**What the exercise asks:**
From the records, pick out and copy each line containing "image".

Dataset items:
begin

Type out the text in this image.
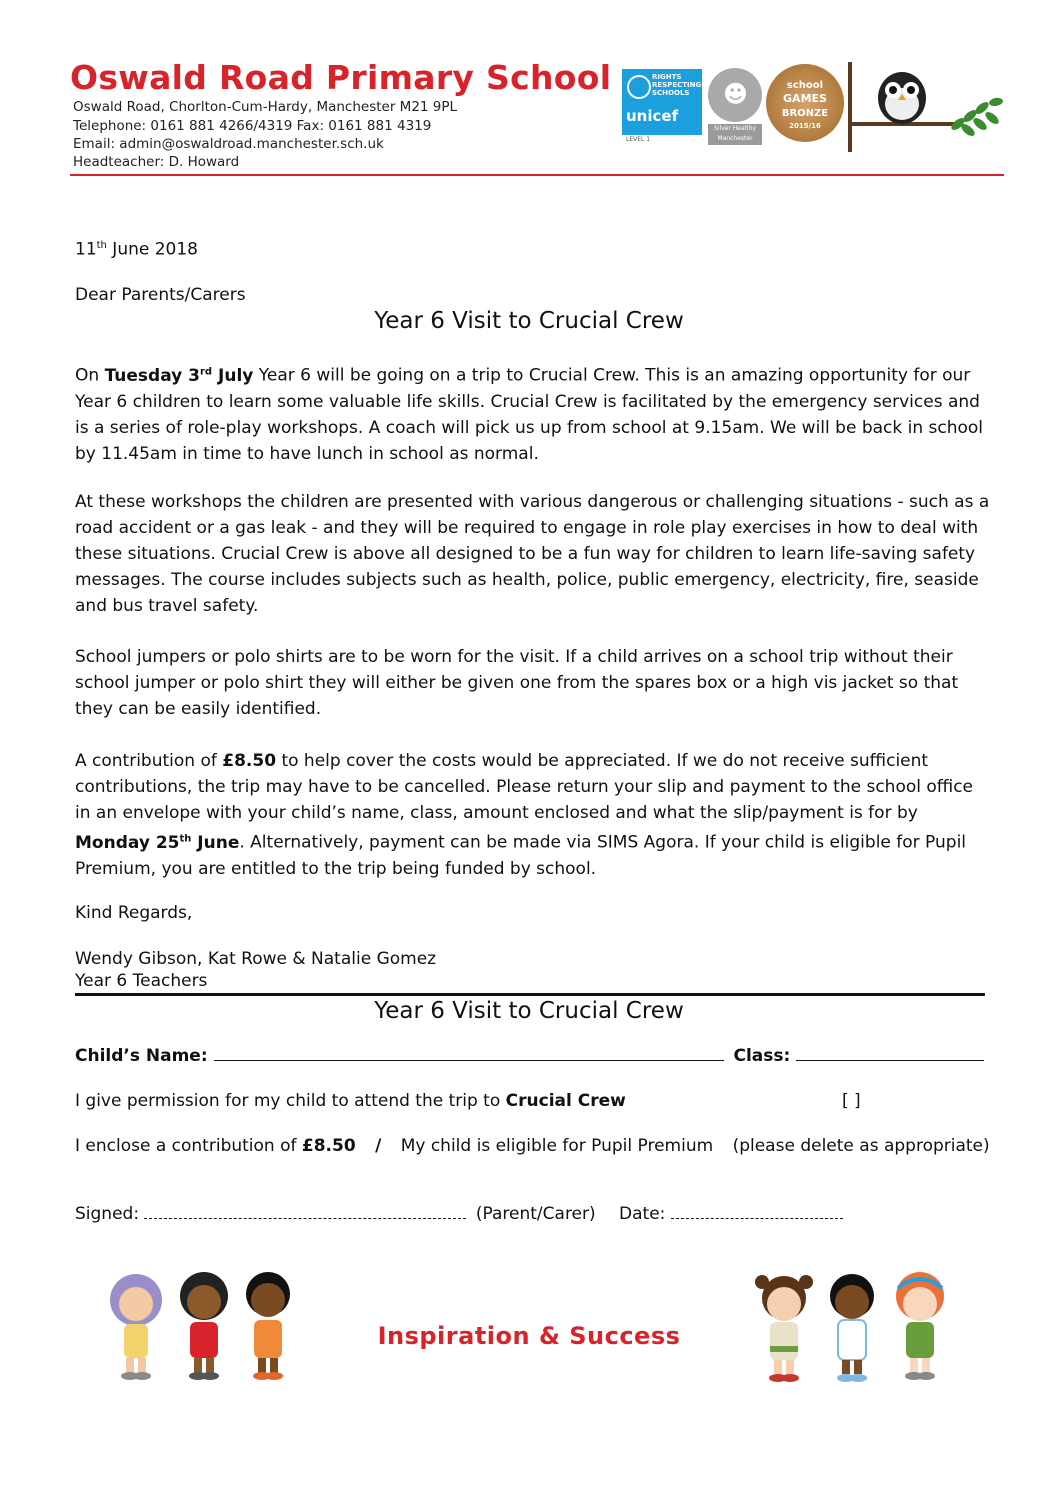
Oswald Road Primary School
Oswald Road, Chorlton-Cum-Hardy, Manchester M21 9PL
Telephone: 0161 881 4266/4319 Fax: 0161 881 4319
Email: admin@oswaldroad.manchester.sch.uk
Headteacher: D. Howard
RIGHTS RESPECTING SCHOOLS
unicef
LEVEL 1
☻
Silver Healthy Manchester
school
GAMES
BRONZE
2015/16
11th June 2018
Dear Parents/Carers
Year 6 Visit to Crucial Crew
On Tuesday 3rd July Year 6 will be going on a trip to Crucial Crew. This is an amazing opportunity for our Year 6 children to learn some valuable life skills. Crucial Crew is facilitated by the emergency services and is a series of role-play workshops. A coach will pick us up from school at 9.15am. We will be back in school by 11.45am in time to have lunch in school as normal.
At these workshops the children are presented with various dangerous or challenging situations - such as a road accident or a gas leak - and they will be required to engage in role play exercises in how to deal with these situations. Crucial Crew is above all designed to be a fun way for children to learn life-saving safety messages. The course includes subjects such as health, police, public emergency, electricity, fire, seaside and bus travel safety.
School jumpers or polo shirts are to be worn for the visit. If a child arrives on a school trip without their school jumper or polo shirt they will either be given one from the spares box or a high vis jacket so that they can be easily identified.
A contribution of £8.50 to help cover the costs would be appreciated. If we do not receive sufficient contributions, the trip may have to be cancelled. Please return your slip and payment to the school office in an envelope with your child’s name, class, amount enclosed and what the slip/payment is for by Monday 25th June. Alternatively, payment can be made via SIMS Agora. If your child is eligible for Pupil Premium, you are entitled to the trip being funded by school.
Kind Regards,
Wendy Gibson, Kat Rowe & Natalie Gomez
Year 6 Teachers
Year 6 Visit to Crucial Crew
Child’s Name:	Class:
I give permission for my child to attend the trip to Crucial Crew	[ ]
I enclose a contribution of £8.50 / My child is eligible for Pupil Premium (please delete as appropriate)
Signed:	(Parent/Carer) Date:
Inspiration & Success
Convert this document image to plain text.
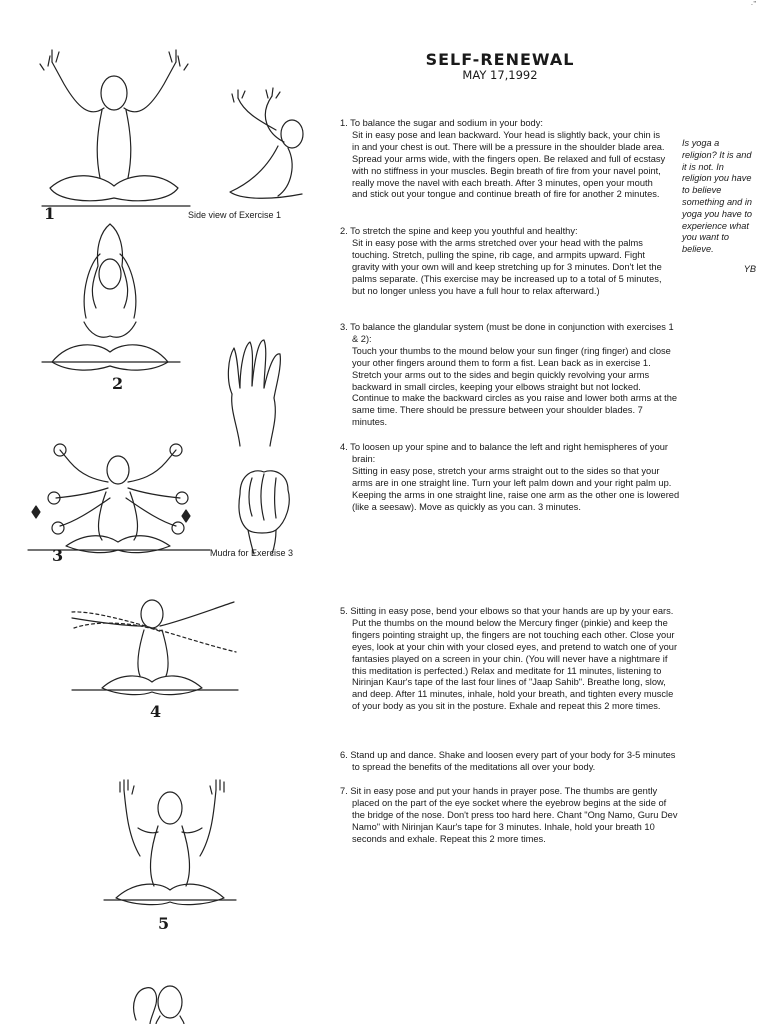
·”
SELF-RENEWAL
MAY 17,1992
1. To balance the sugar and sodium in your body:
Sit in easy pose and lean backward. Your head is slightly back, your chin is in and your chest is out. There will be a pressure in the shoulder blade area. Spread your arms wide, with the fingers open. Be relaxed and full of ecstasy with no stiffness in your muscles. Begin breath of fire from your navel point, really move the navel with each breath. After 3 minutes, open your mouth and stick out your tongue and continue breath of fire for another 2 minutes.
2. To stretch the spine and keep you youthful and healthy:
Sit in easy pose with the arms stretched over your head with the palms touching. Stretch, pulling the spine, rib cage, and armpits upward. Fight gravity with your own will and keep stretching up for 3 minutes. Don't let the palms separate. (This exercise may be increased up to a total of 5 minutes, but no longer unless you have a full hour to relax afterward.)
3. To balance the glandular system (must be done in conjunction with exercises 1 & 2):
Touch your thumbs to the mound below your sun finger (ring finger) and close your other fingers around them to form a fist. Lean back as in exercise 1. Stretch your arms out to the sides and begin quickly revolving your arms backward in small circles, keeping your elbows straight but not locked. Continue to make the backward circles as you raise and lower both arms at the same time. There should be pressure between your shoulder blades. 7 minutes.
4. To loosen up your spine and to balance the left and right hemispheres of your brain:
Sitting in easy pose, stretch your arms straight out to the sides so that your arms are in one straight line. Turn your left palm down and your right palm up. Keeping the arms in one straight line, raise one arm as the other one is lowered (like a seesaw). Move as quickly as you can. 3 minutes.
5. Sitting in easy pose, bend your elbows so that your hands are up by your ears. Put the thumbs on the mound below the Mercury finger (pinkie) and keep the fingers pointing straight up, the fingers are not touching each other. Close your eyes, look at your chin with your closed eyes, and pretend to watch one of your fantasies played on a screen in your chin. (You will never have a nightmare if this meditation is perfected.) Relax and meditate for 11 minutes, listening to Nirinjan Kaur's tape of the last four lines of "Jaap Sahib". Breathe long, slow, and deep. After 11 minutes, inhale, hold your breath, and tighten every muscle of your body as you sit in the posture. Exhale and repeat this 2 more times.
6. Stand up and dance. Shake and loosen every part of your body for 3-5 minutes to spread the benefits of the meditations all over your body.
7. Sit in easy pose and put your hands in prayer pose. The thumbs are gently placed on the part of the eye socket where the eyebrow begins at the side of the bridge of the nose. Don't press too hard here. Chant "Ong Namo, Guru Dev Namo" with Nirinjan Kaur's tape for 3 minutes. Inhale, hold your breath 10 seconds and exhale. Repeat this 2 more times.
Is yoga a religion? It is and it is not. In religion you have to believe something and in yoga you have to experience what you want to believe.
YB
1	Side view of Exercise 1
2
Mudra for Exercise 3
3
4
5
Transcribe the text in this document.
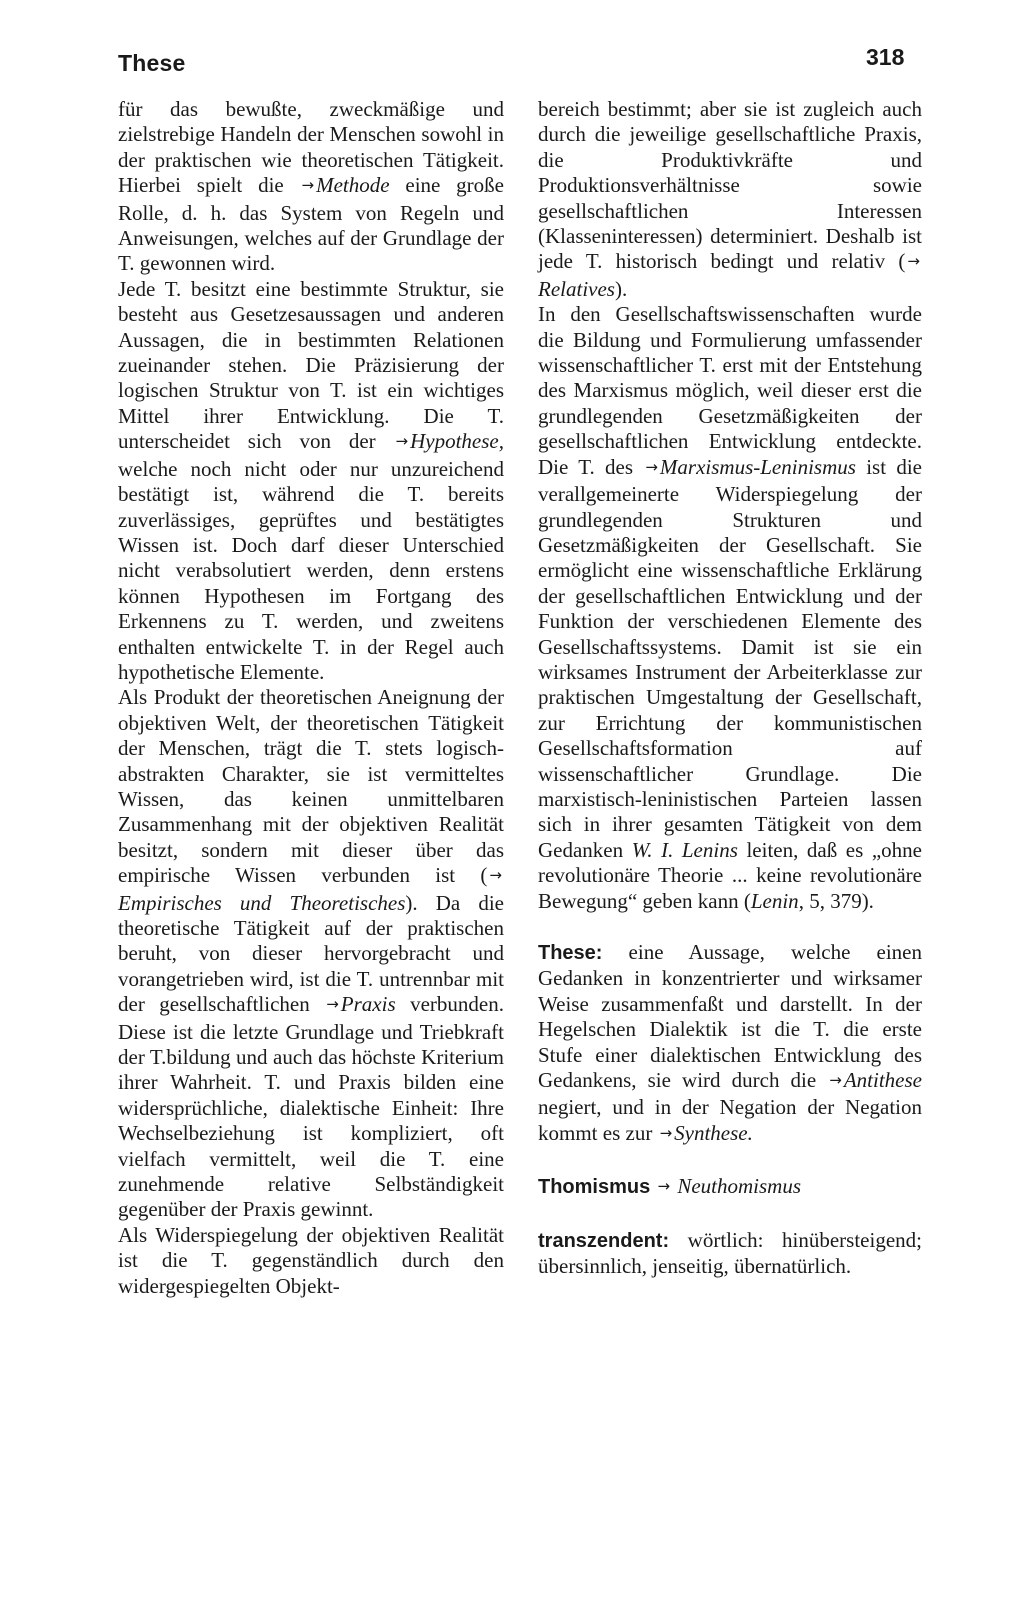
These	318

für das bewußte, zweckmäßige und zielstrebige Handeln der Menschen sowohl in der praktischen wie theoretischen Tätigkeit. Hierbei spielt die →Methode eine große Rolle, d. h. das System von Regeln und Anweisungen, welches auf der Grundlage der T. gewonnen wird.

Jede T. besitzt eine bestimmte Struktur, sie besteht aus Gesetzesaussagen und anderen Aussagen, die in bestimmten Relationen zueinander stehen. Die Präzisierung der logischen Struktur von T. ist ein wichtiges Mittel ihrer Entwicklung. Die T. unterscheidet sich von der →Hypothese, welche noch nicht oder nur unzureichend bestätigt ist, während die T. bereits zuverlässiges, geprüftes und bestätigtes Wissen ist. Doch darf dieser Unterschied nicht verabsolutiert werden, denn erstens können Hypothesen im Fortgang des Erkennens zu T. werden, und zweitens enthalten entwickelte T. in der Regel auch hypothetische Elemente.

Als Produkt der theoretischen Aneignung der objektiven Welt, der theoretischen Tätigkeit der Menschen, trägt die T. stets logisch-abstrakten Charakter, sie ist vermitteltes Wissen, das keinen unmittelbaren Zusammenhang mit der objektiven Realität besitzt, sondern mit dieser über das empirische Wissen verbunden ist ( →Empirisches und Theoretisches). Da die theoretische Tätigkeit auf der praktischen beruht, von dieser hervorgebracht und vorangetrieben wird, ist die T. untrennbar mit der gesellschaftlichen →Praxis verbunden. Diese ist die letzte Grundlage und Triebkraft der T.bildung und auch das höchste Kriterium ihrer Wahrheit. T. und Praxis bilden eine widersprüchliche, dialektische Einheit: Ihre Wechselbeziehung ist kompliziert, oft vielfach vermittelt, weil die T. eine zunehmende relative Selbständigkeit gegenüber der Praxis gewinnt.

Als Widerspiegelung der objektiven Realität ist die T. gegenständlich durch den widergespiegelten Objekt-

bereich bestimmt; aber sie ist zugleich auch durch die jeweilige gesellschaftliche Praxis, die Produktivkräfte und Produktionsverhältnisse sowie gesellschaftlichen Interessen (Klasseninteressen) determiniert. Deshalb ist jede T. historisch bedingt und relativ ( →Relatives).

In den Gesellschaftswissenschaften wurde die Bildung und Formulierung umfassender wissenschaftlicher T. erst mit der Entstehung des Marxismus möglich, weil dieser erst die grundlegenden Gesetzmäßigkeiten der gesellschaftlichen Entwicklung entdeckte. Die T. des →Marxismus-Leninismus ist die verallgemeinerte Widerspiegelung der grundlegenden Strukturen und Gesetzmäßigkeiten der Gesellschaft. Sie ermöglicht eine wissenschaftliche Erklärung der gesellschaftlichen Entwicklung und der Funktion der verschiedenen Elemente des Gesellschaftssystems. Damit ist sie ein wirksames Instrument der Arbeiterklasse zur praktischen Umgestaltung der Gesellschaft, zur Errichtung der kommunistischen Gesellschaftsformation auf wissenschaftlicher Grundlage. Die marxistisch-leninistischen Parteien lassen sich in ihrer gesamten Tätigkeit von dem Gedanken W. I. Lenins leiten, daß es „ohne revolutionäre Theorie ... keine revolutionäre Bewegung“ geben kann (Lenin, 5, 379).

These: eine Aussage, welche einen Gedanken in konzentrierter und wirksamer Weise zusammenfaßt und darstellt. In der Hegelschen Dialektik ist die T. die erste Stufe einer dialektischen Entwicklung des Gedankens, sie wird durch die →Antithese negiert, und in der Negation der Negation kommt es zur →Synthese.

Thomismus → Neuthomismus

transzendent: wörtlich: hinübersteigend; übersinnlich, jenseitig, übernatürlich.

end

**Correct result:**
Type out the text in this image.
Convert this document image to plain text.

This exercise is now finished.